(Saved entries)
%%
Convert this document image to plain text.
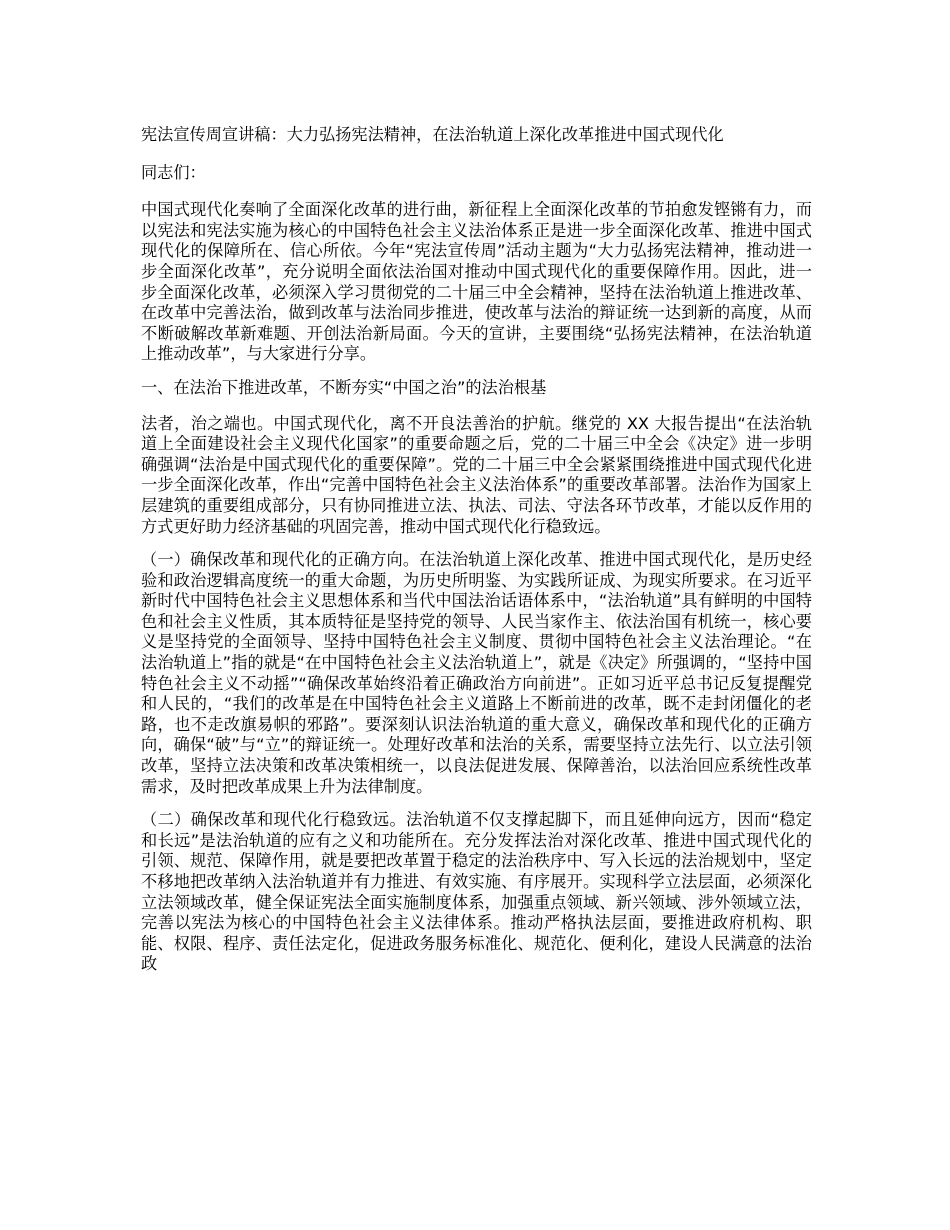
宪法宣传周宣讲稿：大力弘扬宪法精神，在法治轨道上深化改革推进中国式现代化

同志们：

中国式现代化奏响了全面深化改革的进行曲，新征程上全面深化改革的节拍愈发铿锵有力，而以宪法和宪法实施为核心的中国特色社会主义法治体系正是进一步全面深化改革、推进中国式现代化的保障所在、信心所依。今年“宪法宣传周”活动主题为“大力弘扬宪法精神，推动进一步全面深化改革”，充分说明全面依法治国对推动中国式现代化的重要保障作用。因此，进一步全面深化改革，必须深入学习贯彻党的二十届三中全会精神，坚持在法治轨道上推进改革、在改革中完善法治，做到改革与法治同步推进，使改革与法治的辩证统一达到新的高度，从而不断破解改革新难题、开创法治新局面。今天的宣讲，主要围绕“弘扬宪法精神，在法治轨道上推动改革”，与大家进行分享。

一、在法治下推进改革，不断夯实“中国之治”的法治根基

法者，治之端也。中国式现代化，离不开良法善治的护航。继党的 XX 大报告提出“在法治轨道上全面建设社会主义现代化国家”的重要命题之后，党的二十届三中全会《决定》进一步明确强调“法治是中国式现代化的重要保障”。党的二十届三中全会紧紧围绕推进中国式现代化进一步全面深化改革，作出“完善中国特色社会主义法治体系”的重要改革部署。法治作为国家上层建筑的重要组成部分，只有协同推进立法、执法、司法、守法各环节改革，才能以反作用的方式更好助力经济基础的巩固完善，推动中国式现代化行稳致远。

（一）确保改革和现代化的正确方向。在法治轨道上深化改革、推进中国式现代化，是历史经验和政治逻辑高度统一的重大命题，为历史所明鉴、为实践所证成、为现实所要求。在习近平新时代中国特色社会主义思想体系和当代中国法治话语体系中，“法治轨道”具有鲜明的中国特色和社会主义性质，其本质特征是坚持党的领导、人民当家作主、依法治国有机统一，核心要义是坚持党的全面领导、坚持中国特色社会主义制度、贯彻中国特色社会主义法治理论。“在法治轨道上”指的就是“在中国特色社会主义法治轨道上”，就是《决定》所强调的，“坚持中国特色社会主义不动摇”“确保改革始终沿着正确政治方向前进”。正如习近平总书记反复提醒党和人民的，“我们的改革是在中国特色社会主义道路上不断前进的改革，既不走封闭僵化的老路，也不走改旗易帜的邪路”。要深刻认识法治轨道的重大意义，确保改革和现代化的正确方向，确保“破”与“立”的辩证统一。处理好改革和法治的关系，需要坚持立法先行、以立法引领改革，坚持立法决策和改革决策相统一，以良法促进发展、保障善治，以法治回应系统性改革需求，及时把改革成果上升为法律制度。

（二）确保改革和现代化行稳致远。法治轨道不仅支撑起脚下，而且延伸向远方，因而“稳定和长远”是法治轨道的应有之义和功能所在。充分发挥法治对深化改革、推进中国式现代化的引领、规范、保障作用，就是要把改革置于稳定的法治秩序中、写入长远的法治规划中，坚定不移地把改革纳入法治轨道并有力推进、有效实施、有序展开。实现科学立法层面，必须深化立法领域改革，健全保证宪法全面实施制度体系，加强重点领域、新兴领域、涉外领域立法，完善以宪法为核心的中国特色社会主义法律体系。推动严格执法层面，要推进政府机构、职能、权限、程序、责任法定化，促进政务服务标准化、规范化、便利化，建设人民满意的法治政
%%
→ Task prompt:
Give every line of the material that includes the string "大力弘扬宪法精神".

→ Response for this exercise:
宪法宣传周宣讲稿：大力弘扬宪法精神，在法治轨道上深化改革推进中国式现代化
中国式现代化奏响了全面深化改革的进行曲，新征程上全面深化改革的节拍愈发铿锵有力，而以宪法和宪法实施为核心的中国特色社会主义法治体系正是进一步全面深化改革、推进中国式现代化的保障所在、信心所依。今年“宪法宣传周”活动主题为“大力弘扬宪法精神，推动进一步全面深化改革”，充分说明全面依法治国对推动中国式现代化的重要保障作用。因此，进一步全面深化改革，必须深入学习贯彻党的二十届三中全会精神，坚持在法治轨道上推进改革、在改革中完善法治，做到改革与法治同步推进，使改革与法治的辩证统一达到新的高度，从而不断破解改革新难题、开创法治新局面。今天的宣讲，主要围绕“弘扬宪法精神，在法治轨道上推动改革”，与大家进行分享。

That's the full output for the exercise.